*Short exercise*.
Give back exactly the lines starting at the one with "What does this" and ending at the last line of the data below. Pictures are not part of the copy.

*Task inputs*.

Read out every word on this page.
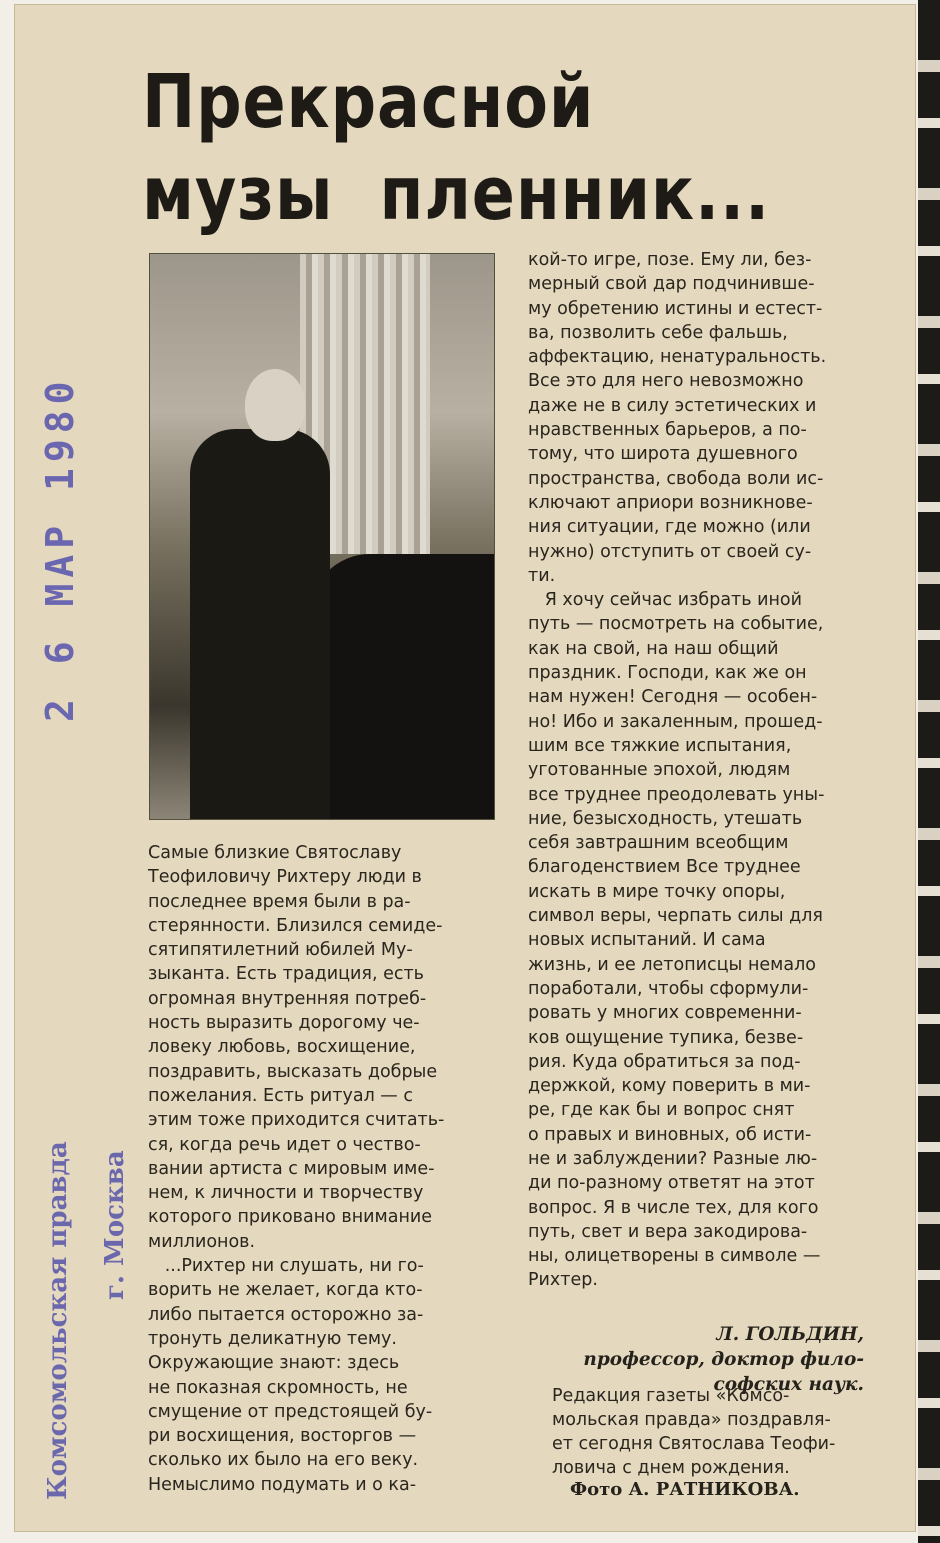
Прекрасной
музы  пленник...

Самые близкие Святославу
Теофиловичу Рихтеру люди в
последнее время были в ра-
стерянности. Близился семиде-
сятипятилетний юбилей Му-
зыканта. Есть традиция, есть
огромная внутренняя потреб-
ность выразить дорогому че-
ловеку любовь, восхищение,
поздравить, высказать добрые
пожелания. Есть ритуал — с
этим тоже приходится считать-
ся, когда речь идет о чество-
вании артиста с мировым име-
нем, к личности и творчеству
которого приковано внимание
миллионов.
...Рихтер ни слушать, ни го-
ворить не желает, когда кто-
либо пытается осторожно за-
тронуть деликатную тему.
Окружающие знают: здесь
не показная скромность, не
смущение от предстоящей бу-
ри восхищения, восторгов —
сколько их было на его веку.
Немыслимо подумать и о ка-

кой-то игре, позе. Ему ли, без-
мерный свой дар подчинивше-
му обретению истины и естест-
ва, позволить себе фальшь,
аффектацию, ненатуральность.
Все это для него невозможно
даже не в силу эстетических и
нравственных барьеров, а по-
тому, что широта душевного
пространства, свобода воли ис-
ключают априори возникнове-
ния ситуации, где можно (или
нужно) отступить от своей су-
ти.
Я хочу сейчас избрать иной
путь — посмотреть на событие,
как на свой, на наш общий
праздник. Господи, как же он
нам нужен! Сегодня — особен-
но! Ибо и закаленным, прошед-
шим все тяжкие испытания,
уготованные эпохой, людям
все труднее преодолевать уны-
ние, безысходность, утешать
себя завтрашним всеобщим
благоденствием Все труднее
искать в мире точку опоры,
символ веры, черпать силы для
новых испытаний. И сама
жизнь, и ее летописцы немало
поработали, чтобы сформули-
ровать у многих современни-
ков ощущение тупика, безве-
рия. Куда обратиться за под-
держкой, кому поверить в ми-
ре, где как бы и вопрос снят
о правых и виновных, об исти-
не и заблуждении? Разные лю-
ди по-разному ответят на этот
вопрос. Я в числе тех, для кого
путь, свет и вера закодирова-
ны, олицетворены в символе —
Рихтер.

Л. ГОЛЬДИН,
профессор, доктор фило-
софских наук.
Редакция газеты «Комсо-
мольская правда» поздравля-
ет сегодня Святослава Теофи-
ловича с днем рождения.
Фото А. РАТНИКОВА.
2 6 МАР 1980
Комсомольская правда г. Москва
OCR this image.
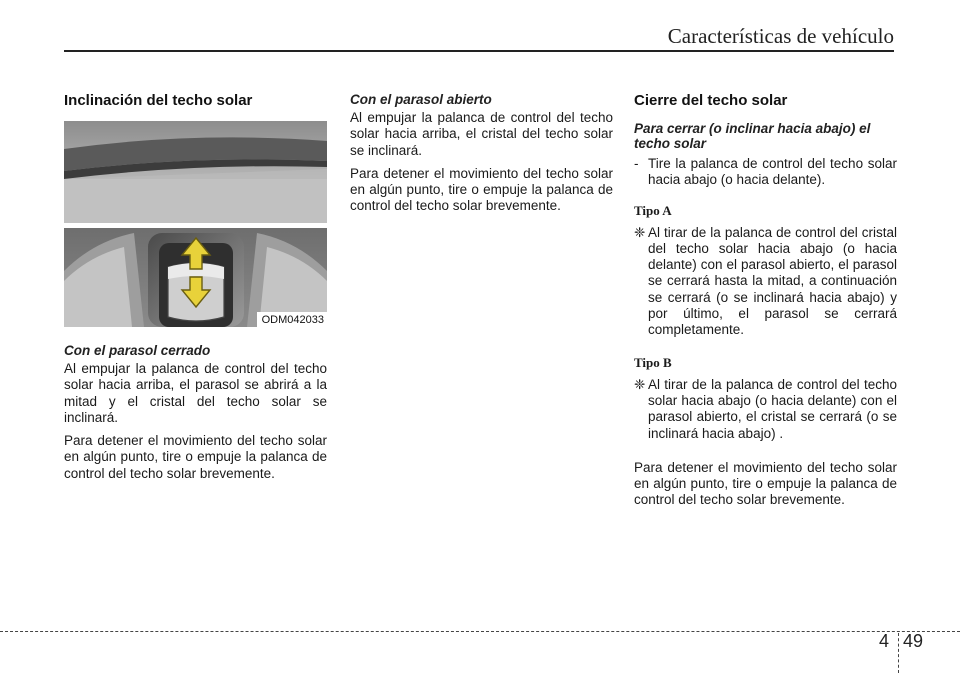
Características de vehículo
Inclinación del techo solar
ODM042033
Con el parasol cerrado

Al empujar la palanca de control del techo solar hacia arriba, el parasol se abrirá a la mitad y el cristal del techo solar se inclinará.

Para detener el movimiento del techo solar en algún punto, tire o empuje la palanca de control del techo solar brevemente.

Con el parasol abierto

Al empujar la palanca de control del techo solar hacia arriba, el cristal del techo solar se inclinará.

Para detener el movimiento del techo solar en algún punto, tire o empuje la palanca de control del techo solar brevemente.

Cierre del techo solar
Para cerrar (o inclinar hacia abajo) el techo solar
- Tire la palanca de control del techo solar hacia abajo (o hacia delante).
Tipo A
❈ Al tirar de la palanca de control del cristal del techo solar hacia abajo (o hacia delante) con el parasol abierto, el parasol se cerrará hasta la mitad, a continuación se cerrará (o se inclinará hacia abajo) y por último, el parasol se cerrará completamente.
Tipo B
❈ Al tirar de la palanca de control del techo solar hacia abajo (o hacia delante) con el parasol abierto, el cristal se cerrará (o se inclinará hacia abajo) .

Para detener el movimiento del techo solar en algún punto, tire o empuje la palanca de control del techo solar brevemente.

4 49
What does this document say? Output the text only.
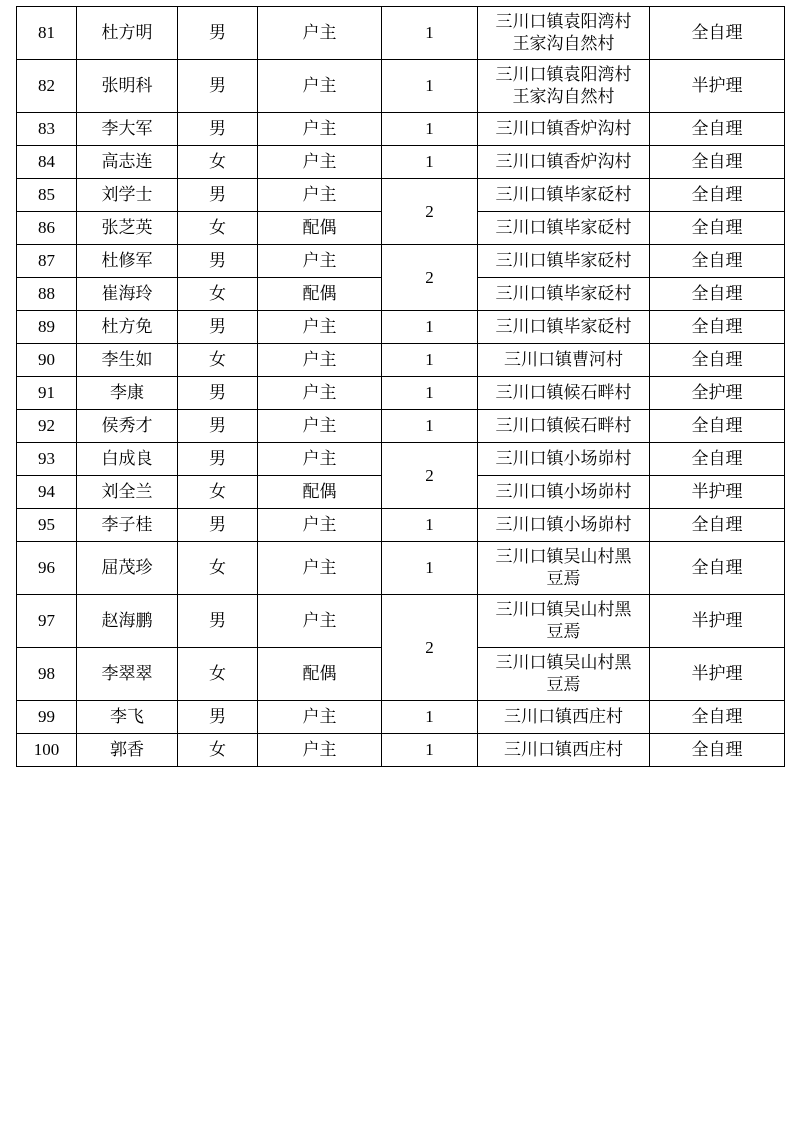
81	杜方明	男	户主	1	三川口镇袁阳湾村
王家沟自然村	全自理
82	张明科	男	户主	1	三川口镇袁阳湾村
王家沟自然村	半护理
83	李大军	男	户主	1	三川口镇香炉沟村	全自理
84	高志连	女	户主	1	三川口镇香炉沟村	全自理
85	刘学士	男	户主	2	三川口镇毕家砭村	全自理
86	张芝英	女	配偶		三川口镇毕家砭村	全自理
87	杜修军	男	户主	2	三川口镇毕家砭村	全自理
88	崔海玲	女	配偶		三川口镇毕家砭村	全自理
89	杜方免	男	户主	1	三川口镇毕家砭村	全自理
90	李生如	女	户主	1	三川口镇曹河村	全自理
91	李康	男	户主	1	三川口镇候石畔村	全护理
92	侯秀才	男	户主	1	三川口镇候石畔村	全自理
93	白成良	男	户主	2	三川口镇小场峁村	全自理
94	刘全兰	女	配偶		三川口镇小场峁村	半护理
95	李子桂	男	户主	1	三川口镇小场峁村	全自理
96	屈茂珍	女	户主	1	三川口镇吴山村黑
豆焉	全自理
97	赵海鹏	男	户主	2	三川口镇吴山村黑
豆焉	半护理
98	李翠翠	女	配偶		三川口镇吴山村黑
豆焉	半护理
99	李飞	男	户主	1	三川口镇西庄村	全自理
100	郭香	女	户主	1	三川口镇西庄村	全自理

*Answer for the task*.
What does this document say? Output the text only.
81	杜方明	男	户主	1	三川口镇袁阳湾村
王家沟自然村	全自理
82	张明科	男	户主	1	三川口镇袁阳湾村
王家沟自然村	半护理
83	李大军	男	户主	1	三川口镇香炉沟村	全自理
84	高志连	女	户主	1	三川口镇香炉沟村	全自理
85	刘学士	男	户主	2	三川口镇毕家砭村	全自理
86	张芝英	女	配偶		三川口镇毕家砭村	全自理
87	杜修军	男	户主	2	三川口镇毕家砭村	全自理
88	崔海玲	女	配偶		三川口镇毕家砭村	全自理
89	杜方免	男	户主	1	三川口镇毕家砭村	全自理
90	李生如	女	户主	1	三川口镇曹河村	全自理
91	李康	男	户主	1	三川口镇候石畔村	全护理
92	侯秀才	男	户主	1	三川口镇候石畔村	全自理
93	白成良	男	户主	2	三川口镇小场峁村	全自理
94	刘全兰	女	配偶		三川口镇小场峁村	半护理
95	李子桂	男	户主	1	三川口镇小场峁村	全自理
96	屈茂珍	女	户主	1	三川口镇吴山村黑
豆焉	全自理
97	赵海鹏	男	户主	2	三川口镇吴山村黑
豆焉	半护理
98	李翠翠	女	配偶		三川口镇吴山村黑
豆焉	半护理
99	李飞	男	户主	1	三川口镇西庄村	全自理
100	郭香	女	户主	1	三川口镇西庄村	全自理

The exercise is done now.